++++ Исходный фрагмент ++++
Теперь очевидно, что мы имеем “международную систему” или систему “наций-государств”. Кого она включает в качестве своих членов? “Сохраняет” ли себя сама система или она обязана таким сохранением своим элементам, т.е. акторам? Очевидно, колониализм был «функцией» (т.е. задачей, целью, нуждой, последствием?) «системы», которая отвечала определенным системным «потребностям» (т.е. задачам и т.д.) в прошлом, но так как он больше этого не делает, должны быть найдены функциональные эквиваленты, чтобы отвечать тем же самым потребностям. Были ли акторы вовлечены в колониализм, для того, чтобы поддерживать систему и приобщать африканцев и азиатов к своим нормам? Или же сама система, независимо от желаний и целей акторов, имела «результатом» своего существования (т.е. функцией?) поддержку и социализацию?
Проведенный достаточно последовательно, такой тип рассмотрения, конечно, придаст «системе» определенную автономию, которая в значительной мере будет определять поведение акторов. Функции системы в этом случае станут упорядоченными процессами, в которых политики действуют в вечном танце только для самоподдерживающихся нужд системы в целом. Все, что фактически происходит, «должно» происходить в силу определенной системной необходимости. То, что нас здесь интересует, так это то, действительно ли участвующие “функции” подразумевают результаты действия, имплицитные нужды или эксплицитные цели, определяющие действия в головах участников.
Некоторое время назад понятие международного деятеля было представлено термином «вес», а система определялась как «баланс» и «равновесие». Схематические отношения среди «весов» считались детерминистскими, т.е. функциональными. Когда «веса» были в состоянии баланса, доминировали мир и стабильность. Когда возникали условия дисбаланса, тогда они рассматривались как «дисфункциональные» и равновесие было предфункциональным (т.е. полезным и желаемым?). Так как наша терминология не является такой уж точной, концепции, облаченные в термины, оставляют место для новых поисков и исследований. Хочется согласиться с Р.Л. Шанком (R.L. Schank) в том, что история науки - это история «доминирующих метафор», каждая из которых заимствована из определенной области, однако не из той, к которой она была бы применима. Если «доминирующая метафора» в эпоху теории баланса сил была позаимствована из механики, то теория современных систем, кажется, обязана своим происхождением гомеостатической физиологии. Даже если метафора — это всего лишь еще одно эвристическое приспособление, она, кажется, предлагает дедуктивные ответы, которых лучше избегать. Если доминирующая метафора становится более, чем фигурой речи, более, чем проясняющая дело литературного упражнения, то она ведет к серьезному риску вопроизводящихся отношений, так что первоначальная чистая эмпирическая модель, или система, поневоле становится концептуальной схемой, искажающей реальный мир путем приписывания ему законов поведения, выведенных из предполагаемой работы этой системы. До тех пор, пока мы не сделаем невероятное предположение о том, что участники отношений начнут вести себя в соответствии с «метафорой», результат в большой мере может стать демонстрацией усиления концептуальной системы с риском все большего отхода от реальной действительности.
++++
### Задание для выполнения
Повторите дословно часть исходного фрагмента: начните с того места, где стоят слова «Проведенный достаточно последовательно, такой», и остановитесь после слов «в головах участников.».
++++ Сохранённые данные ++++
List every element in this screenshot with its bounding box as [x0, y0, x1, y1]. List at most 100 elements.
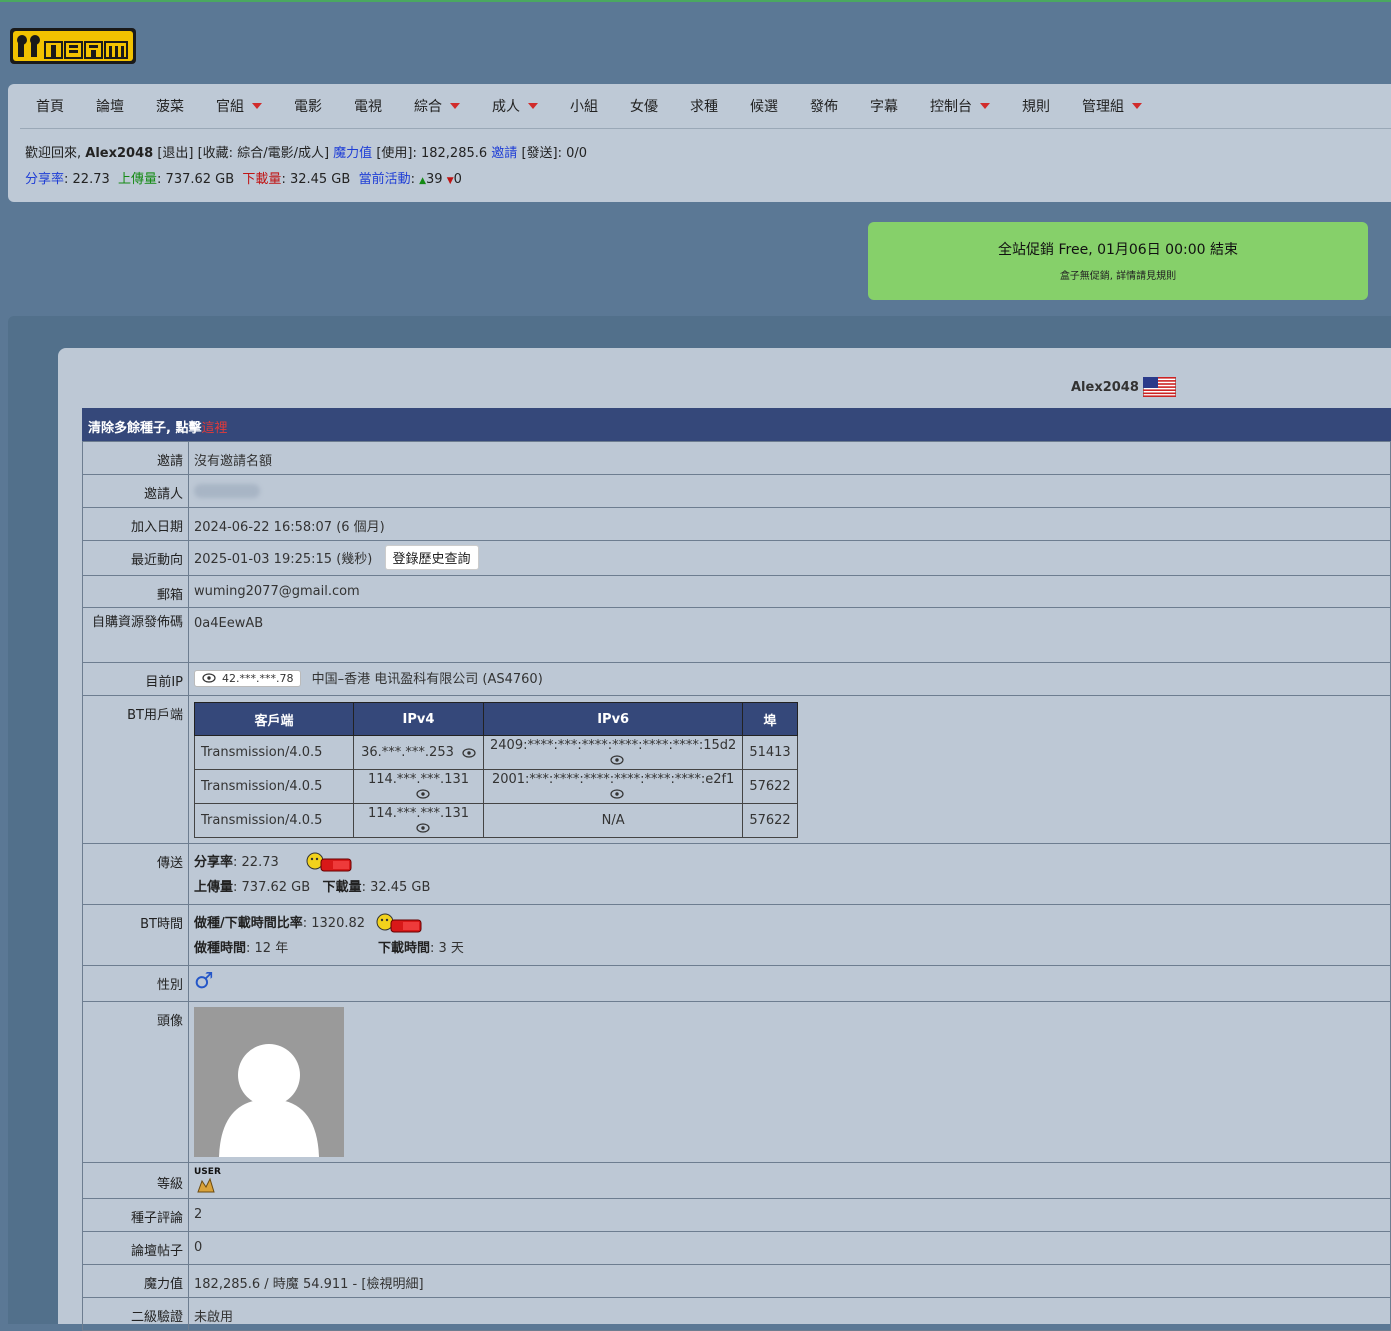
++++
### Результат
Проведенный достаточно последовательно, такой тип рассмотрения, конечно, придаст «системе» определенную автономию, которая в значительной мере будет определять поведение акторов. Функции системы в этом случае станут упорядоченными процессами, в которых политики действуют в вечном танце только для самоподдерживающихся нужд системы в целом. Все, что фактически происходит, «должно» происходить в силу определенной системной необходимости. То, что нас здесь интересует, так это то, действительно ли участвующие “функции” подразумевают результаты действия, имплицитные нужды или эксплицитные цели, определяющие действия в головах участников.